= WHAT IS EXPECTED =
Go through the material below and copy all lines with "катодн".

= DATA TO USE =
——————

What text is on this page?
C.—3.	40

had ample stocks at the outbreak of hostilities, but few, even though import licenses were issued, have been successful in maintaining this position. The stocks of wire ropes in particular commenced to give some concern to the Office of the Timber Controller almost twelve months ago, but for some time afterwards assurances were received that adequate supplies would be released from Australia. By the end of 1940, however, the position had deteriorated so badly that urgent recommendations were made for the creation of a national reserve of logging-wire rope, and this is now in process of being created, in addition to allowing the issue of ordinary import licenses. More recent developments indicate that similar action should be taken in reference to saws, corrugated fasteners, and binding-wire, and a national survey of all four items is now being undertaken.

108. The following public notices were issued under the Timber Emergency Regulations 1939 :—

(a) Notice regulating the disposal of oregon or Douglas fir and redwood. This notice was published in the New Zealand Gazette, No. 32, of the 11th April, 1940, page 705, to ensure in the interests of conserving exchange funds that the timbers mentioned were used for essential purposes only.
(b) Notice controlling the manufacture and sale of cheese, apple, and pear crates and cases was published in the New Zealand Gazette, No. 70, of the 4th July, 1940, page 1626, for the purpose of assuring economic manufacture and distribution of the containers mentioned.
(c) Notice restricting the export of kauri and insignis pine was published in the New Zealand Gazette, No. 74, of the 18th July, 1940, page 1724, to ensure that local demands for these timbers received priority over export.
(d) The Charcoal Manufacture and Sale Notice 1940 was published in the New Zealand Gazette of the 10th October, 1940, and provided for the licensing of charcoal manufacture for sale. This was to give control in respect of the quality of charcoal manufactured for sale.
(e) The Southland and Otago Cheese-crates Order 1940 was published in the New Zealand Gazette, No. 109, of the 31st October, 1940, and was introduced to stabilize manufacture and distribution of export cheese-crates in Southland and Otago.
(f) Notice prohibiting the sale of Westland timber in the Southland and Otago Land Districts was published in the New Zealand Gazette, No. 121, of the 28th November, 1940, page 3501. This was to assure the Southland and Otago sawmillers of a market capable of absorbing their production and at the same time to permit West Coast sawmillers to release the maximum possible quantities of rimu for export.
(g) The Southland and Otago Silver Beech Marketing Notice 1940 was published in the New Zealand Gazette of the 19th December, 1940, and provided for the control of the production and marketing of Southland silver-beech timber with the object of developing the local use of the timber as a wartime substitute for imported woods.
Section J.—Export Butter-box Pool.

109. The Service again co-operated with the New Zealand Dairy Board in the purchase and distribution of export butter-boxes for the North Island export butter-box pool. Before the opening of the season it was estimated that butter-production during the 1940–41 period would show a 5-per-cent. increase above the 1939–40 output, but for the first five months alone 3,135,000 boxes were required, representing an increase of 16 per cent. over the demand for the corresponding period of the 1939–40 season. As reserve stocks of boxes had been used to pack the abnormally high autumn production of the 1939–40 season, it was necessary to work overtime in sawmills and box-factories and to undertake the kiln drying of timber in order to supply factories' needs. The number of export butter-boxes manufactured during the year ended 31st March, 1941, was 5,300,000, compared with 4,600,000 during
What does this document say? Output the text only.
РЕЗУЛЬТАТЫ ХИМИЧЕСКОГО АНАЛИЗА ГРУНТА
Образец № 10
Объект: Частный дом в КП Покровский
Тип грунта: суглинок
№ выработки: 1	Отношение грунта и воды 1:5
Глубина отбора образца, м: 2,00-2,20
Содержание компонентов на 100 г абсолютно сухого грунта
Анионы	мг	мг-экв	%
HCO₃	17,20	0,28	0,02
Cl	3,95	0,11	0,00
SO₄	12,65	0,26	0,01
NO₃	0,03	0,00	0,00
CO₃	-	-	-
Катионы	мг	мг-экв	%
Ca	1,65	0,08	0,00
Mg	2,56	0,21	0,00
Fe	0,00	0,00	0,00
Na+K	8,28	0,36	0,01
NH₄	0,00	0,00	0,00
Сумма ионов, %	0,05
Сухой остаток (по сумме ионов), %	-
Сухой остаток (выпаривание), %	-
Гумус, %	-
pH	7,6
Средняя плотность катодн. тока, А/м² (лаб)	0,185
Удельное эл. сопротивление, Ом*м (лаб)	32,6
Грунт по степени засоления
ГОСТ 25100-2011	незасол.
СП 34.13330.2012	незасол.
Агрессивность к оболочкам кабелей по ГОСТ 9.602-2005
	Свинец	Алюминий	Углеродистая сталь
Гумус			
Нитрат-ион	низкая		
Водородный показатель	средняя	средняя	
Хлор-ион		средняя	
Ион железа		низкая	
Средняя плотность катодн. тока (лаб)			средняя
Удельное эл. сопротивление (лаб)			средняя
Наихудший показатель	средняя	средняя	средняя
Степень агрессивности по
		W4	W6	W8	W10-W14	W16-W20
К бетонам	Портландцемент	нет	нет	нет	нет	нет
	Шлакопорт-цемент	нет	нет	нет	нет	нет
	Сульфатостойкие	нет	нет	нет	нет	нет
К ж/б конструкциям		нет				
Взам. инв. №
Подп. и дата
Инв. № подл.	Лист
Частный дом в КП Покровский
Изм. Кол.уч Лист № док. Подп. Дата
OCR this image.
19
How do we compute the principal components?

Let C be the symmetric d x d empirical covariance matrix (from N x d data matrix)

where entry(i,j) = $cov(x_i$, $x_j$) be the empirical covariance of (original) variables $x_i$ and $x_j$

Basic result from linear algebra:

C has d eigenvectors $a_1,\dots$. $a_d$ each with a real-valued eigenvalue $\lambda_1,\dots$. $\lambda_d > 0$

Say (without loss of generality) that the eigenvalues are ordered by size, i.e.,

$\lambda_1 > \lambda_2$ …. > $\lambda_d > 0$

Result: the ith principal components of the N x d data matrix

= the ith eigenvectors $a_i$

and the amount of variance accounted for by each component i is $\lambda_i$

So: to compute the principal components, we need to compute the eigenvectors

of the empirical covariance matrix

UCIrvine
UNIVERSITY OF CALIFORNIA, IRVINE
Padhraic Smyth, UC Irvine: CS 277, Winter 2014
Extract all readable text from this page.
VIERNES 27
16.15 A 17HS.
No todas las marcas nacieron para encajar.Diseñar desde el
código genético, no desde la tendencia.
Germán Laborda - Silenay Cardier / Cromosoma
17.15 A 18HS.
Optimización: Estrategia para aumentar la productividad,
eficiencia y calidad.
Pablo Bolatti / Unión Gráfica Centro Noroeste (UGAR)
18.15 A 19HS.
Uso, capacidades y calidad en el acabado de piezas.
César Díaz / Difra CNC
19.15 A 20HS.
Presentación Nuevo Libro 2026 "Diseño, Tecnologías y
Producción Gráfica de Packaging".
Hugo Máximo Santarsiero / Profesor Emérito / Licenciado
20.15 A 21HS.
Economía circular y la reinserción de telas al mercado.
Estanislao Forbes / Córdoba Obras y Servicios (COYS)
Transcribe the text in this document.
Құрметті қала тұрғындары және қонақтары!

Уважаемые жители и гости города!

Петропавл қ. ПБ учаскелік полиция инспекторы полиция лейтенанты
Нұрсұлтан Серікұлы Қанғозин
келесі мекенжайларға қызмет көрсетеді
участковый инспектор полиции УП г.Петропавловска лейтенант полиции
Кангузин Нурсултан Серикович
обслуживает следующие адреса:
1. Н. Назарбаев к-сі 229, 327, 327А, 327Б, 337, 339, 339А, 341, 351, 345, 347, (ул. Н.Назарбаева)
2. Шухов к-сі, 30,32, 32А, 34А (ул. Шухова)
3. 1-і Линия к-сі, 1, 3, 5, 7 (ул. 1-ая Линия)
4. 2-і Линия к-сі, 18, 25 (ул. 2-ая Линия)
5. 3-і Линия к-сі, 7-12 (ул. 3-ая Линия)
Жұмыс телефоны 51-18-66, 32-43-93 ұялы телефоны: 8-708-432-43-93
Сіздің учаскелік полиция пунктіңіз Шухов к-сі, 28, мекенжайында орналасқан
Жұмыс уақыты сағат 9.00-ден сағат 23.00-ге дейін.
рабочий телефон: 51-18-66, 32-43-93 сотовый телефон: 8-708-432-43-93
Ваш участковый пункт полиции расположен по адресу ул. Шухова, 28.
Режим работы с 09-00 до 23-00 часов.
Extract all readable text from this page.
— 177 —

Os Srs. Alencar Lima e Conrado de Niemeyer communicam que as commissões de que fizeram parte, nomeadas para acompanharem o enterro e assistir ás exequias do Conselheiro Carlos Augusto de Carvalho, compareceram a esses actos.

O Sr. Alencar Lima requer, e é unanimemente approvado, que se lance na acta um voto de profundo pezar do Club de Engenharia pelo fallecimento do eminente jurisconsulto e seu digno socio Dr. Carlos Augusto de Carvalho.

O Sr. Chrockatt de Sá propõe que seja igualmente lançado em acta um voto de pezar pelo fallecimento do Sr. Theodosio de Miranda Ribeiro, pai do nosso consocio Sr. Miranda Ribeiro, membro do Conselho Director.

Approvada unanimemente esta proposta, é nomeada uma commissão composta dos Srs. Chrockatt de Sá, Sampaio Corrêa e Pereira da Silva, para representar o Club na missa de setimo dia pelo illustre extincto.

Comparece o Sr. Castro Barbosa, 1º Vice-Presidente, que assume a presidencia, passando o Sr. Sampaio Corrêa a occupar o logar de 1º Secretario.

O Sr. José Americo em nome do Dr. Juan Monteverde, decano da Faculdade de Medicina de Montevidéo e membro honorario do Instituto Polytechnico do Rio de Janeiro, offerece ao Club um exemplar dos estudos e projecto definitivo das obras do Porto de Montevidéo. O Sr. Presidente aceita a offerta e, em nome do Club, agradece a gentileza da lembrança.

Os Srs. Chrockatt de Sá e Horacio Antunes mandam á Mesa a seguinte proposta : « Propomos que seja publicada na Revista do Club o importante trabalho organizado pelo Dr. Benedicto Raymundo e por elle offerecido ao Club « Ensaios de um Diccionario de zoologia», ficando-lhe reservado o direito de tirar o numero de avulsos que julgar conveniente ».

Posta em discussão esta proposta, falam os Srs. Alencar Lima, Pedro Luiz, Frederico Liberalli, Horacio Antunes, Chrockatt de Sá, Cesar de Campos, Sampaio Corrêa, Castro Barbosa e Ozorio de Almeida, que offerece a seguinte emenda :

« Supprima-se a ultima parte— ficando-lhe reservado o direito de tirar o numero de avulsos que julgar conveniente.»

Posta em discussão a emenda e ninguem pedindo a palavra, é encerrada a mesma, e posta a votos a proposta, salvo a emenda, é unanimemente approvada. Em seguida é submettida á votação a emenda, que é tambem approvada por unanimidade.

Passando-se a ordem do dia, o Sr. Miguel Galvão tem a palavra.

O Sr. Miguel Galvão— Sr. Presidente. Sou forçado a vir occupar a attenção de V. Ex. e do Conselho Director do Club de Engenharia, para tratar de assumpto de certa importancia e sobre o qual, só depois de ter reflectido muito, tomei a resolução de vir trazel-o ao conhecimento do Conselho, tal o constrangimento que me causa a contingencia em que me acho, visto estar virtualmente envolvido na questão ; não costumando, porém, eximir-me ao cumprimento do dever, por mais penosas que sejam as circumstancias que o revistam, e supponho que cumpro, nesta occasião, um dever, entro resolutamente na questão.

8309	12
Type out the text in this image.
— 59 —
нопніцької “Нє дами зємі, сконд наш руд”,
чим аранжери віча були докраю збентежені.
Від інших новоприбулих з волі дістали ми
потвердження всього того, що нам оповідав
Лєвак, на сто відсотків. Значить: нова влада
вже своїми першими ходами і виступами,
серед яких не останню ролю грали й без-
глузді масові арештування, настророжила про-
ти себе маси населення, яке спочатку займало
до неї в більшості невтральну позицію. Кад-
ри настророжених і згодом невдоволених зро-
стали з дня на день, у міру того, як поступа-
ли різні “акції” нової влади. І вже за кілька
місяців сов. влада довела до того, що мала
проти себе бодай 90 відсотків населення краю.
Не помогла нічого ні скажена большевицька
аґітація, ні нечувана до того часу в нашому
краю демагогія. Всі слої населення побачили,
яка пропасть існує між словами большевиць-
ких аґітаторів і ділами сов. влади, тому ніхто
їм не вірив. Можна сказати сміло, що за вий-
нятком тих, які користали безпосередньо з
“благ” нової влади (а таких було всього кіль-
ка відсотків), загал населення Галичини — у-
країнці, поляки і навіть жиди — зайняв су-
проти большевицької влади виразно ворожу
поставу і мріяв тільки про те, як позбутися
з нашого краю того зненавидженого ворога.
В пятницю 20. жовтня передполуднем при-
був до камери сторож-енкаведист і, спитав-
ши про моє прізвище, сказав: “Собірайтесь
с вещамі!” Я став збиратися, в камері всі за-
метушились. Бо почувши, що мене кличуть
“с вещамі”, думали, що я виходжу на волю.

——————

= CORRECT RESPONSE =
Средняя плотность катодн. тока, А/м² (лаб)	0,185
Средняя плотность катодн. тока (лаб)			средняя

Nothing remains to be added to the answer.